Short exercise = Reproduce the listing below, swapping "Successful" for "Failed" everywhere and changing nothing else. Omit the pictures.

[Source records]
=-=-=
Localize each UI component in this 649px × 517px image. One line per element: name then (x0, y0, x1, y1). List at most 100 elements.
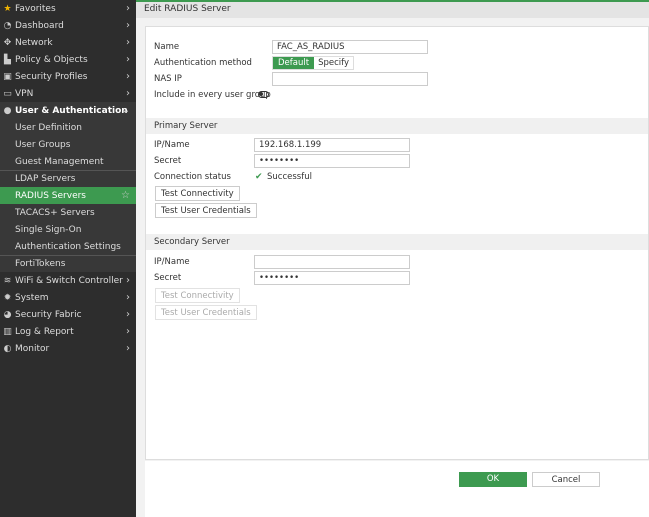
chevron-right-icon: › (126, 292, 130, 303)
connection-status-value: Successful (267, 172, 312, 182)
primary-secret-input[interactable]: •••••••• (254, 154, 410, 168)
chevron-right-icon: › (126, 343, 130, 354)
gear-icon: ✹ (3, 292, 12, 303)
secondary-server-header: Secondary Server (146, 234, 648, 250)
nav-label: VPN (15, 88, 34, 99)
cancel-button[interactable]: Cancel (532, 472, 600, 487)
nas-ip-label: NAS IP (154, 74, 182, 84)
nav-security-profiles[interactable]: ▣ Security Profiles › (0, 68, 136, 85)
chevron-right-icon: › (126, 54, 130, 65)
primary-ip-input[interactable]: 192.168.1.199 (254, 138, 410, 152)
nav-log-report[interactable]: ▥ Log & Report › (0, 323, 136, 340)
nav-label: Log & Report (15, 326, 74, 337)
nav-user-definition[interactable]: User Definition (0, 119, 136, 136)
nav-ldap-servers[interactable]: LDAP Servers (0, 170, 136, 187)
nav-vpn[interactable]: ▭ VPN › (0, 85, 136, 102)
chevron-right-icon: › (126, 20, 130, 31)
nav-user-authentication[interactable]: ● User & Authentication ⌄ (0, 102, 136, 119)
nav-guest-management[interactable]: Guest Management (0, 153, 136, 170)
chevron-right-icon: › (126, 3, 130, 14)
name-label: Name (154, 42, 180, 52)
nav-label: Authentication Settings (15, 241, 121, 252)
primary-ip-label: IP/Name (154, 140, 190, 150)
lock-icon: ▣ (3, 71, 12, 82)
nav-label: RADIUS Servers (15, 190, 86, 201)
auth-method-label: Authentication method (154, 58, 252, 68)
auth-default-option[interactable]: Default (273, 57, 315, 69)
chevron-right-icon: › (126, 71, 130, 82)
connection-status-label: Connection status (154, 172, 231, 182)
nav-single-sign-on[interactable]: Single Sign-On (0, 221, 136, 238)
nav-system[interactable]: ✹ System › (0, 289, 136, 306)
chevron-right-icon: › (126, 326, 130, 337)
network-icon: ✥ (3, 37, 12, 48)
nav-tacacs-servers[interactable]: TACACS+ Servers (0, 204, 136, 221)
auth-method-toggle: Default Specify (272, 56, 354, 70)
laptop-icon: ▭ (3, 88, 12, 99)
nas-ip-input[interactable] (272, 72, 428, 86)
nav-fortitokens[interactable]: FortiTokens (0, 255, 136, 272)
nav-dashboard[interactable]: ◔ Dashboard › (0, 17, 136, 34)
nav-label: Guest Management (15, 156, 104, 167)
nav-label: WiFi & Switch Controller (15, 275, 123, 286)
nav-label: Dashboard (15, 20, 64, 31)
chevron-right-icon: › (126, 275, 130, 286)
nav-label: Single Sign-On (15, 224, 82, 235)
include-user-group-label: Include in every user group (154, 90, 271, 100)
primary-test-user-credentials-button[interactable]: Test User Credentials (155, 203, 257, 218)
edit-form: Name FAC_AS_RADIUS Authentication method… (145, 26, 649, 460)
fabric-icon: ◕ (3, 309, 12, 320)
nav-label: FortiTokens (15, 259, 66, 269)
chevron-right-icon: › (126, 309, 130, 320)
monitor-icon: ◐ (3, 343, 12, 354)
nav-wifi-switch[interactable]: ≋ WiFi & Switch Controller › (0, 272, 136, 289)
primary-secret-label: Secret (154, 156, 182, 166)
user-icon: ● (3, 105, 12, 116)
nav-label: User Definition (15, 122, 82, 133)
nav-label: TACACS+ Servers (15, 207, 95, 218)
nav-label: Monitor (15, 343, 50, 354)
nav-authentication-settings[interactable]: Authentication Settings (0, 238, 136, 255)
secondary-ip-input[interactable] (254, 255, 410, 269)
secondary-ip-label: IP/Name (154, 257, 190, 267)
nav-label: Policy & Objects (15, 54, 88, 65)
primary-server-header: Primary Server (146, 118, 648, 134)
secondary-secret-input[interactable]: •••••••• (254, 271, 410, 285)
chart-icon: ▥ (3, 326, 12, 337)
secondary-secret-label: Secret (154, 273, 182, 283)
star-outline-icon[interactable]: ☆ (121, 190, 130, 201)
primary-test-connectivity-button[interactable]: Test Connectivity (155, 186, 240, 201)
dashboard-icon: ◔ (3, 20, 12, 31)
nav-policy-objects[interactable]: ▙ Policy & Objects › (0, 51, 136, 68)
include-user-group-toggle[interactable] (258, 91, 269, 98)
sidebar: ★ Favorites › ◔ Dashboard › ✥ Network › ▙ Polic… (0, 0, 136, 517)
star-icon: ★ (3, 3, 12, 14)
nav-network[interactable]: ✥ Network › (0, 34, 136, 51)
chevron-right-icon: › (126, 88, 130, 99)
nav-label: User & Authentication (15, 105, 128, 116)
nav-security-fabric[interactable]: ◕ Security Fabric › (0, 306, 136, 323)
nav-label: Security Profiles (15, 71, 88, 82)
nav-monitor[interactable]: ◐ Monitor › (0, 340, 136, 357)
dialog-footer: OK Cancel (145, 461, 649, 517)
chevron-down-icon: ⌄ (121, 105, 130, 116)
nav-label: User Groups (15, 139, 71, 150)
secondary-test-user-credentials-button[interactable]: Test User Credentials (155, 305, 257, 320)
nav-label: Security Fabric (15, 309, 82, 320)
check-circle-icon: ✔ (255, 172, 263, 182)
secondary-test-connectivity-button[interactable]: Test Connectivity (155, 288, 240, 303)
chevron-right-icon: › (126, 37, 130, 48)
nav-radius-servers[interactable]: RADIUS Servers ☆ (0, 187, 136, 204)
nav-favorites[interactable]: ★ Favorites › (0, 0, 136, 17)
auth-specify-option[interactable]: Specify (314, 57, 353, 69)
ok-button[interactable]: OK (459, 472, 527, 487)
wifi-icon: ≋ (3, 275, 12, 286)
policy-icon: ▙ (4, 54, 11, 65)
page-title: Edit RADIUS Server (136, 0, 649, 18)
nav-label: LDAP Servers (15, 174, 76, 184)
name-input[interactable]: FAC_AS_RADIUS (272, 40, 428, 54)
nav-label: System (15, 292, 49, 303)
nav-user-groups[interactable]: User Groups (0, 136, 136, 153)
nav-label: Network (15, 37, 53, 48)
nav-label: Favorites (15, 3, 56, 14)
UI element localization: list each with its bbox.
=-=-=
Result of the exercise =
Localize each UI component in this 649px × 517px image. One line per element: name then (x0, y0, x1, y1). List at most 100 elements.
chevron-right-icon: › (126, 292, 130, 303)
connection-status-value: Failed (267, 172, 312, 182)
primary-secret-input[interactable]: •••••••• (254, 154, 410, 168)
chevron-right-icon: › (126, 343, 130, 354)
gear-icon: ✹ (3, 292, 12, 303)
secondary-server-header: Secondary Server (146, 234, 648, 250)
nav-label: VPN (15, 88, 34, 99)
cancel-button[interactable]: Cancel (532, 472, 600, 487)
nas-ip-label: NAS IP (154, 74, 182, 84)
nav-security-profiles[interactable]: ▣ Security Profiles › (0, 68, 136, 85)
chevron-right-icon: › (126, 54, 130, 65)
primary-ip-input[interactable]: 192.168.1.199 (254, 138, 410, 152)
nav-log-report[interactable]: ▥ Log & Report › (0, 323, 136, 340)
nav-label: Log & Report (15, 326, 74, 337)
nav-user-definition[interactable]: User Definition (0, 119, 136, 136)
nav-ldap-servers[interactable]: LDAP Servers (0, 170, 136, 187)
nav-vpn[interactable]: ▭ VPN › (0, 85, 136, 102)
chevron-right-icon: › (126, 20, 130, 31)
nav-user-authentication[interactable]: ● User & Authentication ⌄ (0, 102, 136, 119)
nav-guest-management[interactable]: Guest Management (0, 153, 136, 170)
chevron-right-icon: › (126, 3, 130, 14)
name-label: Name (154, 42, 180, 52)
nav-label: Authentication Settings (15, 241, 121, 252)
primary-ip-label: IP/Name (154, 140, 190, 150)
lock-icon: ▣ (3, 71, 12, 82)
nav-label: RADIUS Servers (15, 190, 86, 201)
auth-method-label: Authentication method (154, 58, 252, 68)
auth-default-option[interactable]: Default (273, 57, 315, 69)
chevron-right-icon: › (126, 71, 130, 82)
connection-status-label: Connection status (154, 172, 231, 182)
nav-single-sign-on[interactable]: Single Sign-On (0, 221, 136, 238)
nav-system[interactable]: ✹ System › (0, 289, 136, 306)
chevron-right-icon: › (126, 326, 130, 337)
network-icon: ✥ (3, 37, 12, 48)
nav-tacacs-servers[interactable]: TACACS+ Servers (0, 204, 136, 221)
auth-method-toggle: Default Specify (272, 56, 354, 70)
laptop-icon: ▭ (3, 88, 12, 99)
nas-ip-input[interactable] (272, 72, 428, 86)
nav-fortitokens[interactable]: FortiTokens (0, 255, 136, 272)
nav-dashboard[interactable]: ◔ Dashboard › (0, 17, 136, 34)
nav-label: Guest Management (15, 156, 104, 167)
nav-label: WiFi & Switch Controller (15, 275, 123, 286)
nav-label: Dashboard (15, 20, 64, 31)
chevron-right-icon: › (126, 275, 130, 286)
nav-label: Single Sign-On (15, 224, 82, 235)
include-user-group-label: Include in every user group (154, 90, 271, 100)
primary-test-user-credentials-button[interactable]: Test User Credentials (155, 203, 257, 218)
edit-form: Name FAC_AS_RADIUS Authentication method… (145, 26, 649, 460)
fabric-icon: ◕ (3, 309, 12, 320)
nav-label: FortiTokens (15, 259, 66, 269)
chevron-right-icon: › (126, 309, 130, 320)
monitor-icon: ◐ (3, 343, 12, 354)
nav-wifi-switch[interactable]: ≋ WiFi & Switch Controller › (0, 272, 136, 289)
primary-secret-label: Secret (154, 156, 182, 166)
user-icon: ● (3, 105, 12, 116)
nav-label: User Definition (15, 122, 82, 133)
nav-label: TACACS+ Servers (15, 207, 95, 218)
nav-label: Monitor (15, 343, 50, 354)
nav-authentication-settings[interactable]: Authentication Settings (0, 238, 136, 255)
secondary-ip-input[interactable] (254, 255, 410, 269)
secondary-ip-label: IP/Name (154, 257, 190, 267)
nav-label: Policy & Objects (15, 54, 88, 65)
primary-server-header: Primary Server (146, 118, 648, 134)
secondary-secret-input[interactable]: •••••••• (254, 271, 410, 285)
chart-icon: ▥ (3, 326, 12, 337)
secondary-secret-label: Secret (154, 273, 182, 283)
star-outline-icon[interactable]: ☆ (121, 190, 130, 201)
primary-test-connectivity-button[interactable]: Test Connectivity (155, 186, 240, 201)
dashboard-icon: ◔ (3, 20, 12, 31)
nav-policy-objects[interactable]: ▙ Policy & Objects › (0, 51, 136, 68)
include-user-group-toggle[interactable] (258, 91, 269, 98)
sidebar: ★ Favorites › ◔ Dashboard › ✥ Network › ▙ Polic… (0, 0, 136, 517)
star-icon: ★ (3, 3, 12, 14)
nav-network[interactable]: ✥ Network › (0, 34, 136, 51)
chevron-right-icon: › (126, 88, 130, 99)
nav-label: User & Authentication (15, 105, 128, 116)
nav-security-fabric[interactable]: ◕ Security Fabric › (0, 306, 136, 323)
nav-label: Security Profiles (15, 71, 88, 82)
nav-monitor[interactable]: ◐ Monitor › (0, 340, 136, 357)
dialog-footer: OK Cancel (145, 461, 649, 517)
chevron-down-icon: ⌄ (121, 105, 130, 116)
nav-label: User Groups (15, 139, 71, 150)
secondary-test-user-credentials-button[interactable]: Test User Credentials (155, 305, 257, 320)
nav-label: Security Fabric (15, 309, 82, 320)
check-circle-icon: ✔ (255, 172, 263, 182)
secondary-test-connectivity-button[interactable]: Test Connectivity (155, 288, 240, 303)
chevron-right-icon: › (126, 37, 130, 48)
nav-radius-servers[interactable]: RADIUS Servers ☆ (0, 187, 136, 204)
nav-favorites[interactable]: ★ Favorites › (0, 0, 136, 17)
auth-specify-option[interactable]: Specify (314, 57, 353, 69)
ok-button[interactable]: OK (459, 472, 527, 487)
wifi-icon: ≋ (3, 275, 12, 286)
policy-icon: ▙ (4, 54, 11, 65)
page-title: Edit RADIUS Server (136, 0, 649, 18)
nav-label: LDAP Servers (15, 174, 76, 184)
name-input[interactable]: FAC_AS_RADIUS (272, 40, 428, 54)
nav-label: System (15, 292, 49, 303)
nav-user-groups[interactable]: User Groups (0, 136, 136, 153)
nav-label: Network (15, 37, 53, 48)
nav-label: Favorites (15, 3, 56, 14)
UI element localization: list each with its bbox.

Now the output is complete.